Task details:
Retype the records below word for word and omit any image.

[BEGIN]

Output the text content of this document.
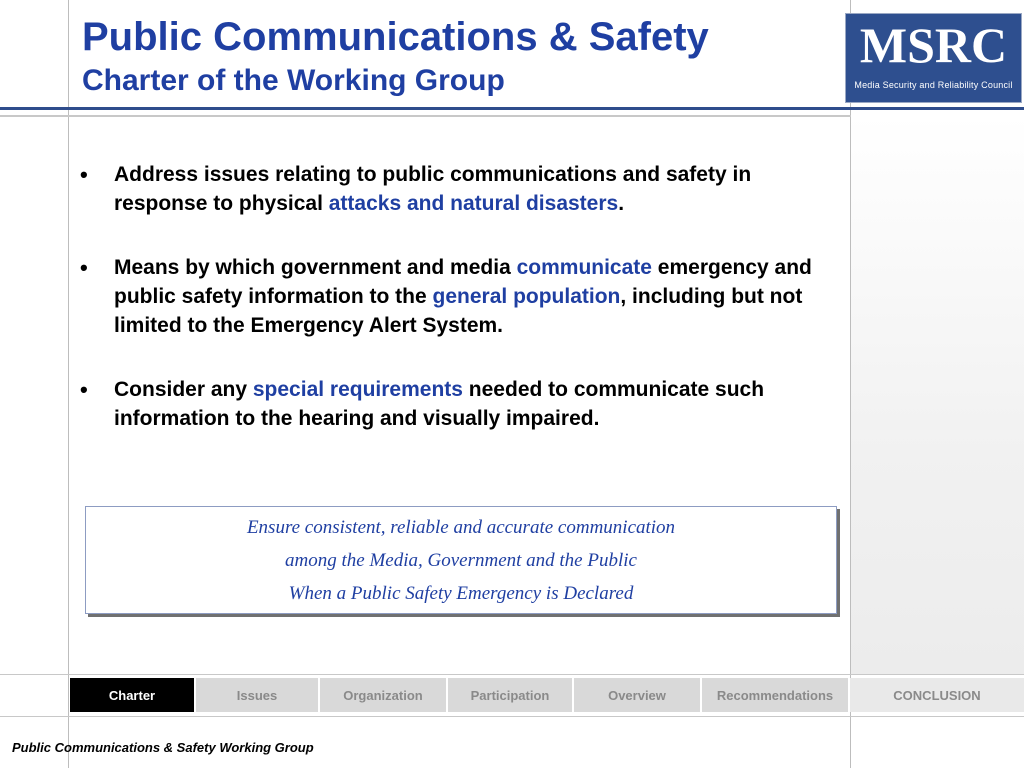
Public Communications & Safety
Charter of the Working Group
MSRC
Media Security and Reliability Council
• Address issues relating to public communications and safety in response to physical attacks and natural disasters.
• Means by which government and media communicate emergency and public safety information to the general population, including but not limited to the Emergency Alert System.
• Consider any special requirements needed to communicate such information to the hearing and visually impaired.
Ensure consistent, reliable and accurate communication
among the Media, Government and the Public
When a Public Safety Emergency is Declared
Charter	Issues	Organization	Participation	Overview	Recommendations	CONCLUSION
Public Communications & Safety Working Group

[END]

Output of the task:
Output the text content of this document.
Public Communications & Safety
Charter of the Working Group
MSRC
Media Security and Reliability Council
• Address issues relating to public communications and safety in response to physical attacks and natural disasters.
• Means by which government and media communicate emergency and public safety information to the general population, including but not limited to the Emergency Alert System.
• Consider any special requirements needed to communicate such information to the hearing and visually impaired.
Ensure consistent, reliable and accurate communication
among the Media, Government and the Public
When a Public Safety Emergency is Declared
Charter	Issues	Organization	Participation	Overview	Recommendations	CONCLUSION
Public Communications & Safety Working Group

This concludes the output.